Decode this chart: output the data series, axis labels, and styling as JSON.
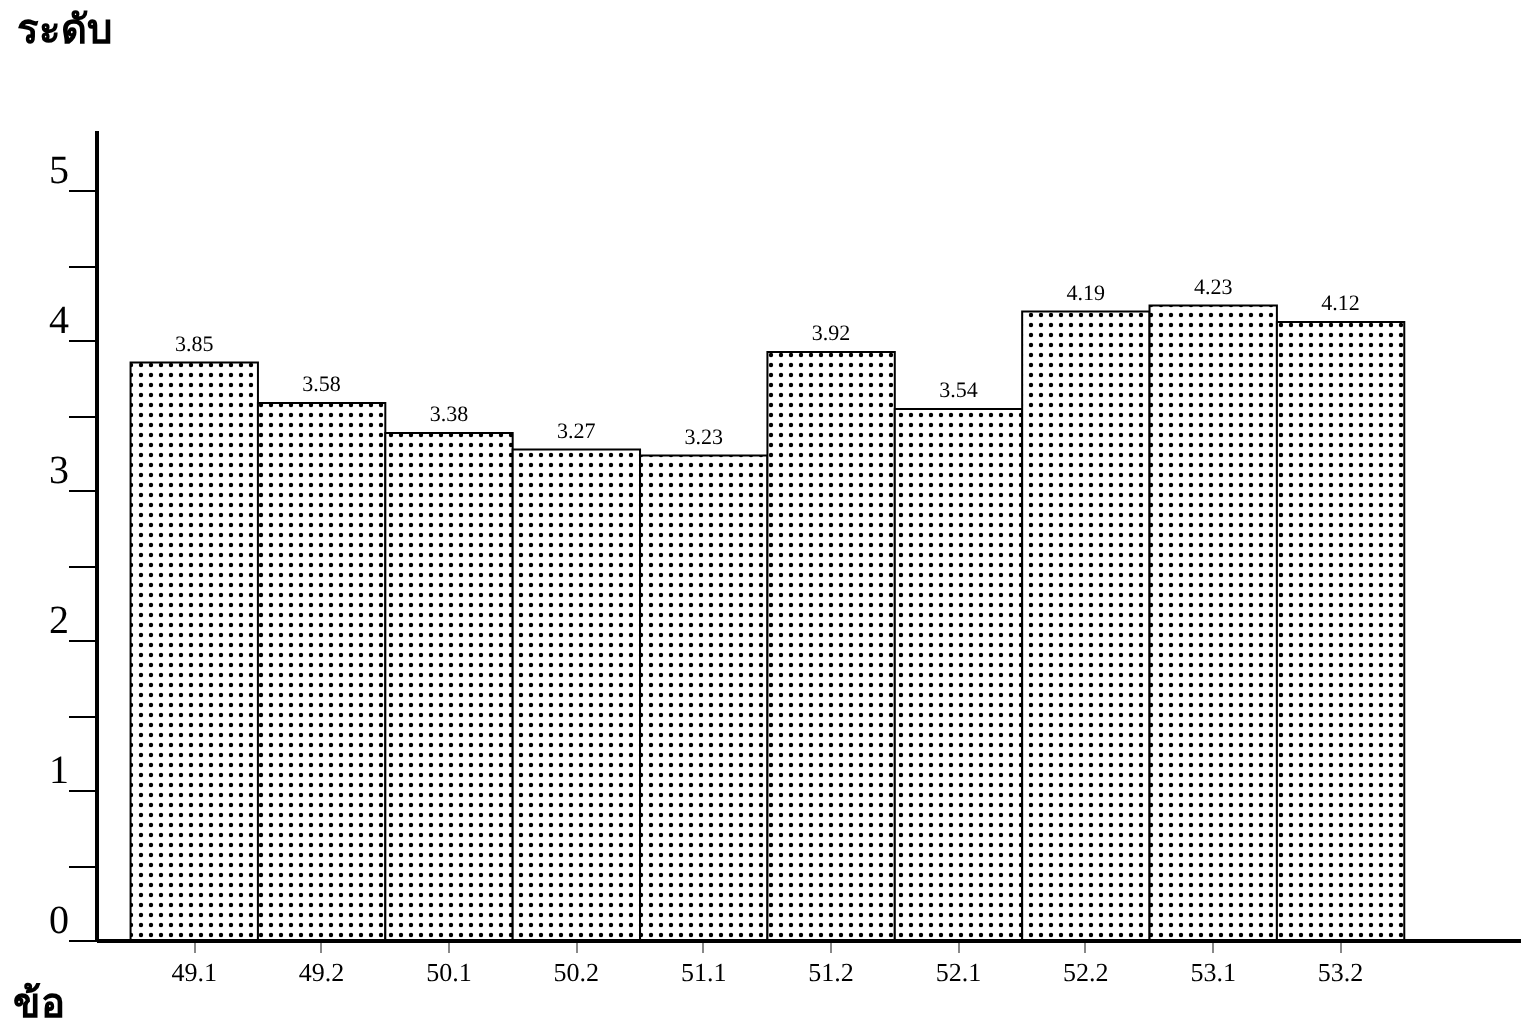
{
  "chart_data": {
    "type": "bar",
    "ylabel": "ระดับ",
    "xlabel": "ข้อ",
    "categories": [
      "49.1",
      "49.2",
      "50.1",
      "50.2",
      "51.1",
      "51.2",
      "52.1",
      "52.2",
      "53.1",
      "53.2"
    ],
    "values": [
      3.85,
      3.58,
      3.38,
      3.27,
      3.23,
      3.92,
      3.54,
      4.19,
      4.23,
      4.12
    ],
    "color": "#000000",
    "ylim": [
      0,
      5.4
    ],
    "yticks": [
      0,
      {
        "value": 0.5,
        "label": null
      },
      1,
      {
        "value": 1.5,
        "label": null
      },
      2,
      {
        "value": 2.5,
        "label": null
      },
      3,
      {
        "value": 3.5,
        "label": null
      },
      4,
      {
        "value": 4.5,
        "label": null
      },
      5
    ],
    "data_labels": true
  }
}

---

#### [WHAT YOU WILL DO]
Can you repeat every record above exactly, apart from the pictures?

#### [TASK OUTPUT]
Decode this chart: output the data series, axis labels, and styling as JSON.
{
  "chart_data": {
    "type": "bar",
    "ylabel": "ระดับ",
    "xlabel": "ข้อ",
    "categories": [
      "49.1",
      "49.2",
      "50.1",
      "50.2",
      "51.1",
      "51.2",
      "52.1",
      "52.2",
      "53.1",
      "53.2"
    ],
    "values": [
      3.85,
      3.58,
      3.38,
      3.27,
      3.23,
      3.92,
      3.54,
      4.19,
      4.23,
      4.12
    ],
    "color": "#000000",
    "ylim": [
      0,
      5.4
    ],
    "yticks": [
      0,
      {
        "value": 0.5,
        "label": null
      },
      1,
      {
        "value": 1.5,
        "label": null
      },
      2,
      {
        "value": 2.5,
        "label": null
      },
      3,
      {
        "value": 3.5,
        "label": null
      },
      4,
      {
        "value": 4.5,
        "label": null
      },
      5
    ],
    "data_labels": true
  }
}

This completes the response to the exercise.